**Dataset extract**
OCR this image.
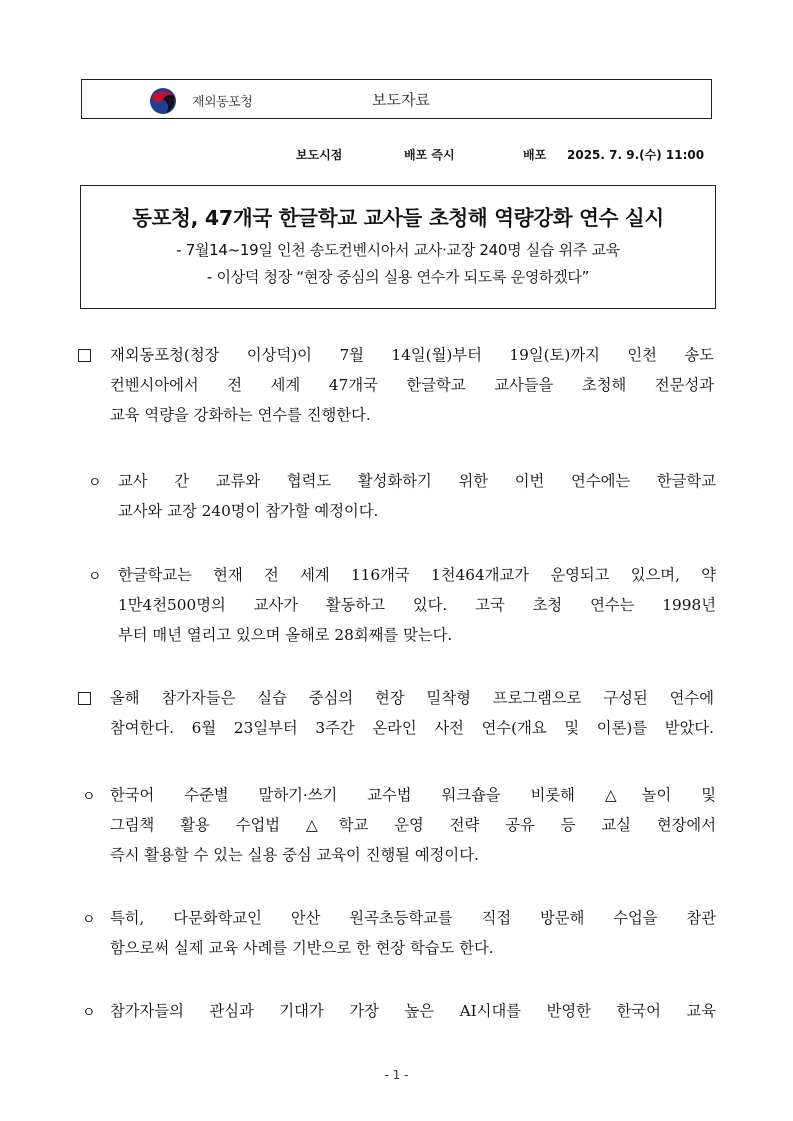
재외동포청	보도자료
보도시점	배포 즉시	배포 2025. 7. 9.(수) 11:00
동포청, 47개국 한글학교 교사들 초청해 역량강화 연수 실시
- 7월14~19일 인천 송도컨벤시아서 교사·교장 240명 실습 위주 교육
- 이상덕 청장 “현장 중심의 실용 연수가 되도록 운영하겠다”
재외동포청(청장 이상덕)이 7월 14일(월)부터 19일(토)까지 인천 송도
컨벤시아에서 전 세계 47개국 한글학교 교사들을 초청해 전문성과
교육 역량을 강화하는 연수를 진행한다.
ㅇ 교사 간 교류와 협력도 활성화하기 위한 이번 연수에는 한글학교
교사와 교장 240명이 참가할 예정이다.
ㅇ 한글학교는 현재 전 세계 116개국 1천464개교가 운영되고 있으며, 약
1만4천500명의 교사가 활동하고 있다. 고국 초청 연수는 1998년
부터 매년 열리고 있으며 올해로 28회째를 맞는다.
올해 참가자들은 실습 중심의 현장 밀착형 프로그램으로 구성된 연수에
참여한다. 6월 23일부터 3주간 온라인 사전 연수(개요 및 이론)를 받았다.
ㅇ 한국어 수준별 말하기·쓰기 교수법 워크숍을 비롯해 △놀이 및
그림책 활용 수업법 △학교 운영 전략 공유 등 교실 현장에서
즉시 활용할 수 있는 실용 중심 교육이 진행될 예정이다.
ㅇ 특히, 다문화학교인 안산 원곡초등학교를 직접 방문해 수업을 참관
함으로써 실제 교육 사례를 기반으로 한 현장 학습도 한다.
ㅇ 참가자들의 관심과 기대가 가장 높은 AI시대를 반영한 한국어 교육
- 1 -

**Problem**
Gather, from the listing above, every line carrying the word "예정이다".

**Response below**
교사와 교장 240명이 참가할 예정이다.
즉시 활용할 수 있는 실용 중심 교육이 진행될 예정이다.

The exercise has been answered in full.